* Begin THE RECORDS *
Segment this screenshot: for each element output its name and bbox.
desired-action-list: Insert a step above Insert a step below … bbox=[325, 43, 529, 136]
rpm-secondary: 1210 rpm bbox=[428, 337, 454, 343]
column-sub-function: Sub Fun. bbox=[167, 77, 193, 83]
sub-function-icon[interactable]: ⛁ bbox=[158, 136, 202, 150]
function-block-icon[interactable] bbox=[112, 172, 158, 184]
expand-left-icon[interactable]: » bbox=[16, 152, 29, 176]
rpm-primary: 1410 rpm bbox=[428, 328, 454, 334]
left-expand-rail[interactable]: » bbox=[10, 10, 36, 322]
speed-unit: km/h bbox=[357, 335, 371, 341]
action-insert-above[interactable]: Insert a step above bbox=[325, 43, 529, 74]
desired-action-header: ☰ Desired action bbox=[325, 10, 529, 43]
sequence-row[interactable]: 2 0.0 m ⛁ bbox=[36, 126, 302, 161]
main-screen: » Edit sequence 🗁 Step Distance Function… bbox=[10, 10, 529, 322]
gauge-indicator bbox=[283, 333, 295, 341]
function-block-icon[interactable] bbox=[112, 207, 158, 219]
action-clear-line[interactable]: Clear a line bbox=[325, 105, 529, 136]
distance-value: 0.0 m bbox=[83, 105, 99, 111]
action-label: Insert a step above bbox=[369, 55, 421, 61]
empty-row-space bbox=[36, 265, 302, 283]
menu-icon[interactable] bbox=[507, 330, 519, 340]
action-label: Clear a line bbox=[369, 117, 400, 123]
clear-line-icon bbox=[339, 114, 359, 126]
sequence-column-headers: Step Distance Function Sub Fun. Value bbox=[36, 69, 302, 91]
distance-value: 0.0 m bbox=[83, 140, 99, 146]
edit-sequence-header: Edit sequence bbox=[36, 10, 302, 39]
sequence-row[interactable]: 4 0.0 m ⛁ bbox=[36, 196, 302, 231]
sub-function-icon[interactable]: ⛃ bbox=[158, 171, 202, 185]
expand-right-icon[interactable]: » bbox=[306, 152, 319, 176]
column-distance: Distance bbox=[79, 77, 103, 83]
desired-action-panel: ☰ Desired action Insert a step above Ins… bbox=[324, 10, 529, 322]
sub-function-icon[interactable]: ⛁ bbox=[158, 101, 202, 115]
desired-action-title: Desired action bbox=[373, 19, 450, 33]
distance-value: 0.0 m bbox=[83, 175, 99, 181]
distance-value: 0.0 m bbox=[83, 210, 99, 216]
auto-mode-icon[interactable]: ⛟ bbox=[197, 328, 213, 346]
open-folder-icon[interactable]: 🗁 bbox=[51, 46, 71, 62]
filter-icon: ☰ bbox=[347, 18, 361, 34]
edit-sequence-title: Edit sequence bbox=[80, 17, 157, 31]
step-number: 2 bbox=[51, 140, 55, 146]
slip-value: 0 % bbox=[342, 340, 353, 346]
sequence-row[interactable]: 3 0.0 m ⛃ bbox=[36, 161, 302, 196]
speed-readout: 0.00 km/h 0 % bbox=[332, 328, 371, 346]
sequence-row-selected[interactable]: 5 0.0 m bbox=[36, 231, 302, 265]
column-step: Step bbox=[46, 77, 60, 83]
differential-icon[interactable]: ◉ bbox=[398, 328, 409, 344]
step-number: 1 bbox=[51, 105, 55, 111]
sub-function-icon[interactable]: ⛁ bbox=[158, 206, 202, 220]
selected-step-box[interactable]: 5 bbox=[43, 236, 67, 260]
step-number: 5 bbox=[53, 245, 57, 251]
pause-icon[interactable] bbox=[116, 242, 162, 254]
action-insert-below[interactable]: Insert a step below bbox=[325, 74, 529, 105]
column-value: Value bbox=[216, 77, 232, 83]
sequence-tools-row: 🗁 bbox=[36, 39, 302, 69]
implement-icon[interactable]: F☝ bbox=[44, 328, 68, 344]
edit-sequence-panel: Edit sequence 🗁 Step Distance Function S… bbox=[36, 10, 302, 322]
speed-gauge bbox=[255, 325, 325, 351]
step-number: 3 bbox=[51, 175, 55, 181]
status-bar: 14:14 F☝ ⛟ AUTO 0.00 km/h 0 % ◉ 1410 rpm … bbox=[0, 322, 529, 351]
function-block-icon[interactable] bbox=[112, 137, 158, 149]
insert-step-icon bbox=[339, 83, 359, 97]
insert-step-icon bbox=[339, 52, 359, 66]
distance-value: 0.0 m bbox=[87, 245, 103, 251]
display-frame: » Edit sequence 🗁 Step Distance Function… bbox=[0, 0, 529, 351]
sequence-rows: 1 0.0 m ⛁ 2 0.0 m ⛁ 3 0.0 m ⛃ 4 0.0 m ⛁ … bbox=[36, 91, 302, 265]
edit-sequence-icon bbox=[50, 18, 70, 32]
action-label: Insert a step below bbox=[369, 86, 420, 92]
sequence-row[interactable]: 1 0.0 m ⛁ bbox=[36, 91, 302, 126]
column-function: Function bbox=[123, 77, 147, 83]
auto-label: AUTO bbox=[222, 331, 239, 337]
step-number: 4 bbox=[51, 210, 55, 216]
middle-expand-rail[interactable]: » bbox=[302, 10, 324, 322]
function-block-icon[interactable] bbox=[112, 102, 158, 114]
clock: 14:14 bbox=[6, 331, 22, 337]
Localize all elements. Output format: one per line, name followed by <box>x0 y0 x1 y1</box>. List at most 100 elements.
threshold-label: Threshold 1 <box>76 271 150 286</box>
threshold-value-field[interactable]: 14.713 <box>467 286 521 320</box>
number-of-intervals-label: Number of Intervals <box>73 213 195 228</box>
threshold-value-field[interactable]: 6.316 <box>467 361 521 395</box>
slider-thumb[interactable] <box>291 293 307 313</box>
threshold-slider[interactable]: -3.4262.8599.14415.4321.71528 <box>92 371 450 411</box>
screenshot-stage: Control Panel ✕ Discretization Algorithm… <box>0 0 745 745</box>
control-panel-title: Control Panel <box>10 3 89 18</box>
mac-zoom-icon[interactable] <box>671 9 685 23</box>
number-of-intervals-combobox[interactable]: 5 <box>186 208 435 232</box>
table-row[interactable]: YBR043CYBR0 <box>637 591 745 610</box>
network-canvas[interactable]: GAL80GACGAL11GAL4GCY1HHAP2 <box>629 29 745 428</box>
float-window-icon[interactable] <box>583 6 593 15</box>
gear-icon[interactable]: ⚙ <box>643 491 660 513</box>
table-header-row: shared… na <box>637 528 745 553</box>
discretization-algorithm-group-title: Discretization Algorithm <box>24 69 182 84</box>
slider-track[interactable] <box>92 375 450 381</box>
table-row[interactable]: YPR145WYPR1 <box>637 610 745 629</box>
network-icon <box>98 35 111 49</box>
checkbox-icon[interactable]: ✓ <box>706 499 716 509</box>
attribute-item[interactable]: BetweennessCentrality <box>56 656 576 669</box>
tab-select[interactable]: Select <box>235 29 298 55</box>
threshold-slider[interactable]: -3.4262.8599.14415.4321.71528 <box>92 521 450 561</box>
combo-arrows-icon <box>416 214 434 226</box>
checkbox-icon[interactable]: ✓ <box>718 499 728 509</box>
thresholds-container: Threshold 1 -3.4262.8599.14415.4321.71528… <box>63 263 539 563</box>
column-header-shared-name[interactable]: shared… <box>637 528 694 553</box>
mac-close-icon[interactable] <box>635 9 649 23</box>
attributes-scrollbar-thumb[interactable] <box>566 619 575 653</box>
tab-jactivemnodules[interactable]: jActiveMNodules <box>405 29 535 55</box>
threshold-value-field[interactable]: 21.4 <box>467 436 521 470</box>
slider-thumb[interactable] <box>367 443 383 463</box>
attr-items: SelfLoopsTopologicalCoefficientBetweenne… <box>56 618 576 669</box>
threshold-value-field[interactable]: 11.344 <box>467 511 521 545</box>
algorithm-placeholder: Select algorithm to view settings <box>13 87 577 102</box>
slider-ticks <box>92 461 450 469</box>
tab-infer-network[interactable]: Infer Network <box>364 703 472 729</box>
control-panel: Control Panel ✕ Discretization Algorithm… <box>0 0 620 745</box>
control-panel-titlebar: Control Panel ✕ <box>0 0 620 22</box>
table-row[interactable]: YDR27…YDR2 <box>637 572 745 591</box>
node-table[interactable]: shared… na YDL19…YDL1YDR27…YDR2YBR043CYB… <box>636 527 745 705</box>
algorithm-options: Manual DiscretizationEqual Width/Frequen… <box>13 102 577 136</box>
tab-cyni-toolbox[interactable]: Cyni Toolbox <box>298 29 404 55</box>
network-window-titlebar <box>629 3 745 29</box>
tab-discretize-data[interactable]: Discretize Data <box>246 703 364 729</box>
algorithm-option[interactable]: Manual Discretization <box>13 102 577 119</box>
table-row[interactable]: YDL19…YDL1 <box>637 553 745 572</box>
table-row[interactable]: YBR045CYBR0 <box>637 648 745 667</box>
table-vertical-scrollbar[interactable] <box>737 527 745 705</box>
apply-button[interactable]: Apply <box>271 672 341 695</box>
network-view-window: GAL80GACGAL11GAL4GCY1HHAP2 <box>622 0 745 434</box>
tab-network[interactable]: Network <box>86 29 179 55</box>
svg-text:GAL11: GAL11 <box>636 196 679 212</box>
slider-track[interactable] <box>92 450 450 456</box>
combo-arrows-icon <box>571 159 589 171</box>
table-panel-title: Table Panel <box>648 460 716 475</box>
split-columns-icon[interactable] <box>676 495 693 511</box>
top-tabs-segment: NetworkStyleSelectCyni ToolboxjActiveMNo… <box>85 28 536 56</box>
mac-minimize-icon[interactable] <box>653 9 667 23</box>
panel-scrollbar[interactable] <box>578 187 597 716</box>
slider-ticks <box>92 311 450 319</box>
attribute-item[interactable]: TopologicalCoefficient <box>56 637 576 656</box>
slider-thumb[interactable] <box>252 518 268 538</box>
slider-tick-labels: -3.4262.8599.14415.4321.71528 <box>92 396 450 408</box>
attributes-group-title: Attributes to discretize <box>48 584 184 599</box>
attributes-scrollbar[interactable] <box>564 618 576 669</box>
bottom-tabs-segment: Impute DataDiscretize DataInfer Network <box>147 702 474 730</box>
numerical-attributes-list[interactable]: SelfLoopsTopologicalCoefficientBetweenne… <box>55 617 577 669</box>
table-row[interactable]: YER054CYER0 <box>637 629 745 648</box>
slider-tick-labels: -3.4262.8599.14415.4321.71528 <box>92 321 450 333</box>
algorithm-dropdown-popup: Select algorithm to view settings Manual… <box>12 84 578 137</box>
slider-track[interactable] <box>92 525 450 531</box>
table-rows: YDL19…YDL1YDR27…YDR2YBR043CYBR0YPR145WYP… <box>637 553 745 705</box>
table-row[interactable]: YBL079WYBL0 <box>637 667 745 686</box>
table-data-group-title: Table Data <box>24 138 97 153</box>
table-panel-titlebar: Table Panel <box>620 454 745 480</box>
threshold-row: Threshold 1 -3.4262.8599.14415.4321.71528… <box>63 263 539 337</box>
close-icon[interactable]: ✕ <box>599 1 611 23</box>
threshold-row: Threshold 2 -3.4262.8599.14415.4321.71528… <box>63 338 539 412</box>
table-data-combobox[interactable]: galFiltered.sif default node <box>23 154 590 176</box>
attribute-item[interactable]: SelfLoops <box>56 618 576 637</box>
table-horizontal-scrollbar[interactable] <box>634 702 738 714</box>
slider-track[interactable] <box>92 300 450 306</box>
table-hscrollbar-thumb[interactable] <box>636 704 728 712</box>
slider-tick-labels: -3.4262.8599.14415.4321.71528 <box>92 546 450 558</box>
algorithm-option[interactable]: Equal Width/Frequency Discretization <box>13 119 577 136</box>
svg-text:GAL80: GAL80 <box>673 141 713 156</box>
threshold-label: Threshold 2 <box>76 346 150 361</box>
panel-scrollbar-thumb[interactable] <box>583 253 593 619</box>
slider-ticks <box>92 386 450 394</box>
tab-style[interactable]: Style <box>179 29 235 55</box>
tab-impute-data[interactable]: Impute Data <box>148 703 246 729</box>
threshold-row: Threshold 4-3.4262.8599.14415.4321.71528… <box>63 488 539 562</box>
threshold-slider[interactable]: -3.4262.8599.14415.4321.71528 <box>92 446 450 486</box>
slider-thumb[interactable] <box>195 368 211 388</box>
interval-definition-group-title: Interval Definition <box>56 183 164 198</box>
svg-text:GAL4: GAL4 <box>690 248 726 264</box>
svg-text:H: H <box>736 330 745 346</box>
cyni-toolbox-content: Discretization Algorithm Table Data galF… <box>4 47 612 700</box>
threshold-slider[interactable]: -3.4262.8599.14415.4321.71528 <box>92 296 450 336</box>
* End THE RECORDS *
TASK OBJECTIVE: Pick out every line in the listing above that contains the string "speed", and copy each one in full.

RESULT OF THIS TASK:
speed-unit: km/h bbox=[357, 335, 371, 341]
speed-readout: 0.00 km/h 0 % bbox=[332, 328, 371, 346]
speed-gauge bbox=[255, 325, 325, 351]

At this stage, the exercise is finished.